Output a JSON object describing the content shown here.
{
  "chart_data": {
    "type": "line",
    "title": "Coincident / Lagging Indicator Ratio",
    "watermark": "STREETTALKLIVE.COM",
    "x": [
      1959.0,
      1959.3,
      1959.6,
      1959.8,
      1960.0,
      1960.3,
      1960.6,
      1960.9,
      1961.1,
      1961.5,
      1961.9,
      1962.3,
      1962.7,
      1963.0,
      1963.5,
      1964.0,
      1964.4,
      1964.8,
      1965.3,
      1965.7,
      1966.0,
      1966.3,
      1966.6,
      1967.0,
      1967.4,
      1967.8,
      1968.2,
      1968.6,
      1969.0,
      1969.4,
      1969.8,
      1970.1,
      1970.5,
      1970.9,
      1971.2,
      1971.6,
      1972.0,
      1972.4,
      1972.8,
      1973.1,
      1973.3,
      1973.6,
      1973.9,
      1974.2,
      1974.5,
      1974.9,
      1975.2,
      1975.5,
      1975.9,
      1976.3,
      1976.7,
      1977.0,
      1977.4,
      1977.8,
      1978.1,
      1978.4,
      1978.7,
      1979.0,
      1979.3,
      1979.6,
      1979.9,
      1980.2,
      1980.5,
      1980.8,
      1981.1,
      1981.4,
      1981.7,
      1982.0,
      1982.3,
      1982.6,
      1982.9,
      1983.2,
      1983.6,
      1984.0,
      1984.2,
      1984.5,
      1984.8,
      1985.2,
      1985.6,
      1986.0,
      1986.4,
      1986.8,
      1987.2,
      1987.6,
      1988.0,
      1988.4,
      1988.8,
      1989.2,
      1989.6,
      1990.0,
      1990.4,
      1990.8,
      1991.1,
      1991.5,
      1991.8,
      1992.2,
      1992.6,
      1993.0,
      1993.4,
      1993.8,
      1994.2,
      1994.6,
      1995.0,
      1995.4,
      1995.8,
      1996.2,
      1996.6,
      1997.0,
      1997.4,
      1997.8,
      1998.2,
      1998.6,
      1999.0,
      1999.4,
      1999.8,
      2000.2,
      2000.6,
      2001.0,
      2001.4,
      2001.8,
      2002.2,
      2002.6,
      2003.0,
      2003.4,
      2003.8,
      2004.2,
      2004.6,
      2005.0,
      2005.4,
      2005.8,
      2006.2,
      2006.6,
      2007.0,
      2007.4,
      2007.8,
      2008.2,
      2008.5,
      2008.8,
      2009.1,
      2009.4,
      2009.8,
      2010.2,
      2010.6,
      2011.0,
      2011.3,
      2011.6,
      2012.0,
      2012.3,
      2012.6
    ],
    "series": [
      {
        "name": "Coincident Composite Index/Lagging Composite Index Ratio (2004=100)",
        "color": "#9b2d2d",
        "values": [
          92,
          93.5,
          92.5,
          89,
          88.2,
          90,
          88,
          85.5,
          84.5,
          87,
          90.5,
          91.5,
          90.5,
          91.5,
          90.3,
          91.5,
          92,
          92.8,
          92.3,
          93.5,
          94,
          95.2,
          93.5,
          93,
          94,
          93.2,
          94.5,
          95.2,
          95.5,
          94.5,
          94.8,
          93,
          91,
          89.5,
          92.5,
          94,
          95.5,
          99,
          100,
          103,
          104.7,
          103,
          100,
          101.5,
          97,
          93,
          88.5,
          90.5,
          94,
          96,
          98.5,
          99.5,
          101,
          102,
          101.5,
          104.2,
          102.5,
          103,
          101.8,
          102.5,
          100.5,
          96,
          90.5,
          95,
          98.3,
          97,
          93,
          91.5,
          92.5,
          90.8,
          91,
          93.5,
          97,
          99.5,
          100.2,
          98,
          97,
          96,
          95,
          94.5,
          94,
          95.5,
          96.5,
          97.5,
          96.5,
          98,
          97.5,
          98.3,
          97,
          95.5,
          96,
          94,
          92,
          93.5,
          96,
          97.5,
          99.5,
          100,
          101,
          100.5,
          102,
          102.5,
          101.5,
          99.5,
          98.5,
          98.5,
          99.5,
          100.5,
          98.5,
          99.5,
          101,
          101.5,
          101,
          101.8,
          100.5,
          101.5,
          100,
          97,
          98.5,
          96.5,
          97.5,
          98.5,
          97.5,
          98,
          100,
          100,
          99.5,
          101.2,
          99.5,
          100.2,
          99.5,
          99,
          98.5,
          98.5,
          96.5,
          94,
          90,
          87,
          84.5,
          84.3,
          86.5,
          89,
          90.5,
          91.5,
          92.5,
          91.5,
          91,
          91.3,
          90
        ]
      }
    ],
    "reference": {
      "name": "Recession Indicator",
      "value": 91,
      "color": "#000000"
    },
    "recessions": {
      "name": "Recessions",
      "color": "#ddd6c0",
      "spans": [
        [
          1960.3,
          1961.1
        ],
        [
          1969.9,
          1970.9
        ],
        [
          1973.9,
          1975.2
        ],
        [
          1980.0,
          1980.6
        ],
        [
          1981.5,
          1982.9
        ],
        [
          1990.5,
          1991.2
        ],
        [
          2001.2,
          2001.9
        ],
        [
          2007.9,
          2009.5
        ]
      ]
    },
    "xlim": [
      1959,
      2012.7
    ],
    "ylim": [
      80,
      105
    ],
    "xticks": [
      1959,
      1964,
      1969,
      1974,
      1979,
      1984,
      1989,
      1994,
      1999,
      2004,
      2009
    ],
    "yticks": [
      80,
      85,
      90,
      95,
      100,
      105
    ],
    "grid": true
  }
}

WHAT TO WORK ON => All of the entries above should be written out again exactly.

SOLUTION FOR THIS EXERCISE =>
Output a JSON object describing the content shown here.
{
  "chart_data": {
    "type": "line",
    "title": "Coincident / Lagging Indicator Ratio",
    "watermark": "STREETTALKLIVE.COM",
    "x": [
      1959.0,
      1959.3,
      1959.6,
      1959.8,
      1960.0,
      1960.3,
      1960.6,
      1960.9,
      1961.1,
      1961.5,
      1961.9,
      1962.3,
      1962.7,
      1963.0,
      1963.5,
      1964.0,
      1964.4,
      1964.8,
      1965.3,
      1965.7,
      1966.0,
      1966.3,
      1966.6,
      1967.0,
      1967.4,
      1967.8,
      1968.2,
      1968.6,
      1969.0,
      1969.4,
      1969.8,
      1970.1,
      1970.5,
      1970.9,
      1971.2,
      1971.6,
      1972.0,
      1972.4,
      1972.8,
      1973.1,
      1973.3,
      1973.6,
      1973.9,
      1974.2,
      1974.5,
      1974.9,
      1975.2,
      1975.5,
      1975.9,
      1976.3,
      1976.7,
      1977.0,
      1977.4,
      1977.8,
      1978.1,
      1978.4,
      1978.7,
      1979.0,
      1979.3,
      1979.6,
      1979.9,
      1980.2,
      1980.5,
      1980.8,
      1981.1,
      1981.4,
      1981.7,
      1982.0,
      1982.3,
      1982.6,
      1982.9,
      1983.2,
      1983.6,
      1984.0,
      1984.2,
      1984.5,
      1984.8,
      1985.2,
      1985.6,
      1986.0,
      1986.4,
      1986.8,
      1987.2,
      1987.6,
      1988.0,
      1988.4,
      1988.8,
      1989.2,
      1989.6,
      1990.0,
      1990.4,
      1990.8,
      1991.1,
      1991.5,
      1991.8,
      1992.2,
      1992.6,
      1993.0,
      1993.4,
      1993.8,
      1994.2,
      1994.6,
      1995.0,
      1995.4,
      1995.8,
      1996.2,
      1996.6,
      1997.0,
      1997.4,
      1997.8,
      1998.2,
      1998.6,
      1999.0,
      1999.4,
      1999.8,
      2000.2,
      2000.6,
      2001.0,
      2001.4,
      2001.8,
      2002.2,
      2002.6,
      2003.0,
      2003.4,
      2003.8,
      2004.2,
      2004.6,
      2005.0,
      2005.4,
      2005.8,
      2006.2,
      2006.6,
      2007.0,
      2007.4,
      2007.8,
      2008.2,
      2008.5,
      2008.8,
      2009.1,
      2009.4,
      2009.8,
      2010.2,
      2010.6,
      2011.0,
      2011.3,
      2011.6,
      2012.0,
      2012.3,
      2012.6
    ],
    "series": [
      {
        "name": "Coincident Composite Index/Lagging Composite Index Ratio (2004=100)",
        "color": "#9b2d2d",
        "values": [
          92,
          93.5,
          92.5,
          89,
          88.2,
          90,
          88,
          85.5,
          84.5,
          87,
          90.5,
          91.5,
          90.5,
          91.5,
          90.3,
          91.5,
          92,
          92.8,
          92.3,
          93.5,
          94,
          95.2,
          93.5,
          93,
          94,
          93.2,
          94.5,
          95.2,
          95.5,
          94.5,
          94.8,
          93,
          91,
          89.5,
          92.5,
          94,
          95.5,
          99,
          100,
          103,
          104.7,
          103,
          100,
          101.5,
          97,
          93,
          88.5,
          90.5,
          94,
          96,
          98.5,
          99.5,
          101,
          102,
          101.5,
          104.2,
          102.5,
          103,
          101.8,
          102.5,
          100.5,
          96,
          90.5,
          95,
          98.3,
          97,
          93,
          91.5,
          92.5,
          90.8,
          91,
          93.5,
          97,
          99.5,
          100.2,
          98,
          97,
          96,
          95,
          94.5,
          94,
          95.5,
          96.5,
          97.5,
          96.5,
          98,
          97.5,
          98.3,
          97,
          95.5,
          96,
          94,
          92,
          93.5,
          96,
          97.5,
          99.5,
          100,
          101,
          100.5,
          102,
          102.5,
          101.5,
          99.5,
          98.5,
          98.5,
          99.5,
          100.5,
          98.5,
          99.5,
          101,
          101.5,
          101,
          101.8,
          100.5,
          101.5,
          100,
          97,
          98.5,
          96.5,
          97.5,
          98.5,
          97.5,
          98,
          100,
          100,
          99.5,
          101.2,
          99.5,
          100.2,
          99.5,
          99,
          98.5,
          98.5,
          96.5,
          94,
          90,
          87,
          84.5,
          84.3,
          86.5,
          89,
          90.5,
          91.5,
          92.5,
          91.5,
          91,
          91.3,
          90
        ]
      }
    ],
    "reference": {
      "name": "Recession Indicator",
      "value": 91,
      "color": "#000000"
    },
    "recessions": {
      "name": "Recessions",
      "color": "#ddd6c0",
      "spans": [
        [
          1960.3,
          1961.1
        ],
        [
          1969.9,
          1970.9
        ],
        [
          1973.9,
          1975.2
        ],
        [
          1980.0,
          1980.6
        ],
        [
          1981.5,
          1982.9
        ],
        [
          1990.5,
          1991.2
        ],
        [
          2001.2,
          2001.9
        ],
        [
          2007.9,
          2009.5
        ]
      ]
    },
    "xlim": [
      1959,
      2012.7
    ],
    "ylim": [
      80,
      105
    ],
    "xticks": [
      1959,
      1964,
      1969,
      1974,
      1979,
      1984,
      1989,
      1994,
      1999,
      2004,
      2009
    ],
    "yticks": [
      80,
      85,
      90,
      95,
      100,
      105
    ],
    "grid": true
  }
}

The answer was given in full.